*Written exercise*: Return every entry exactly.

Extracted records
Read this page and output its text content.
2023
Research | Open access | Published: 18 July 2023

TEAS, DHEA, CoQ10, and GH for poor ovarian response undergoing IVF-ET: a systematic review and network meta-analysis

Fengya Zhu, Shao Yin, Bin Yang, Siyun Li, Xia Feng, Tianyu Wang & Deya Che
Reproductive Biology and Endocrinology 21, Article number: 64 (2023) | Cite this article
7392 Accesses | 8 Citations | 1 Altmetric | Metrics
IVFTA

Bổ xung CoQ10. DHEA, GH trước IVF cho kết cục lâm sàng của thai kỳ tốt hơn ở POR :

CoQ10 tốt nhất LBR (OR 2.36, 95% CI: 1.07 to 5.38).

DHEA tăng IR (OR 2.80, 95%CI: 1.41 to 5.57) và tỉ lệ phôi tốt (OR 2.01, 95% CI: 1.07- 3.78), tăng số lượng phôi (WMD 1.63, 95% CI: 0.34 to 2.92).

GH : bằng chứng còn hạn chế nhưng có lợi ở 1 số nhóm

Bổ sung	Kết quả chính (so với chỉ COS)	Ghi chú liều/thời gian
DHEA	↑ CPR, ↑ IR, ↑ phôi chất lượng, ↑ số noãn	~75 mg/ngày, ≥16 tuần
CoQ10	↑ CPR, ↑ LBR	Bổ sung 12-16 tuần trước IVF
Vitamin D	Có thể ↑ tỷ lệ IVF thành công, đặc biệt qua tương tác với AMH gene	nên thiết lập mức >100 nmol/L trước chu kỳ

*The response*:
Read this page and output its text content.
2023
Research | Open access | Published: 18 July 2023

TEAS, DHEA, CoQ10, and GH for poor ovarian response undergoing IVF-ET: a systematic review and network meta-analysis

Fengya Zhu, Shao Yin, Bin Yang, Siyun Li, Xia Feng, Tianyu Wang & Deya Che
Reproductive Biology and Endocrinology 21, Article number: 64 (2023) | Cite this article
7392 Accesses | 8 Citations | 1 Altmetric | Metrics
IVFTA

Bổ xung CoQ10. DHEA, GH trước IVF cho kết cục lâm sàng của thai kỳ tốt hơn ở POR :

CoQ10 tốt nhất LBR (OR 2.36, 95% CI: 1.07 to 5.38).

DHEA tăng IR (OR 2.80, 95%CI: 1.41 to 5.57) và tỉ lệ phôi tốt (OR 2.01, 95% CI: 1.07- 3.78), tăng số lượng phôi (WMD 1.63, 95% CI: 0.34 to 2.92).

GH : bằng chứng còn hạn chế nhưng có lợi ở 1 số nhóm

Bổ sung	Kết quả chính (so với chỉ COS)	Ghi chú liều/thời gian
DHEA	↑ CPR, ↑ IR, ↑ phôi chất lượng, ↑ số noãn	~75 mg/ngày, ≥16 tuần
CoQ10	↑ CPR, ↑ LBR	Bổ sung 12-16 tuần trước IVF
Vitamin D	Có thể ↑ tỷ lệ IVF thành công, đặc biệt qua tương tác với AMH gene	nên thiết lập mức >100 nmol/L trước chu kỳ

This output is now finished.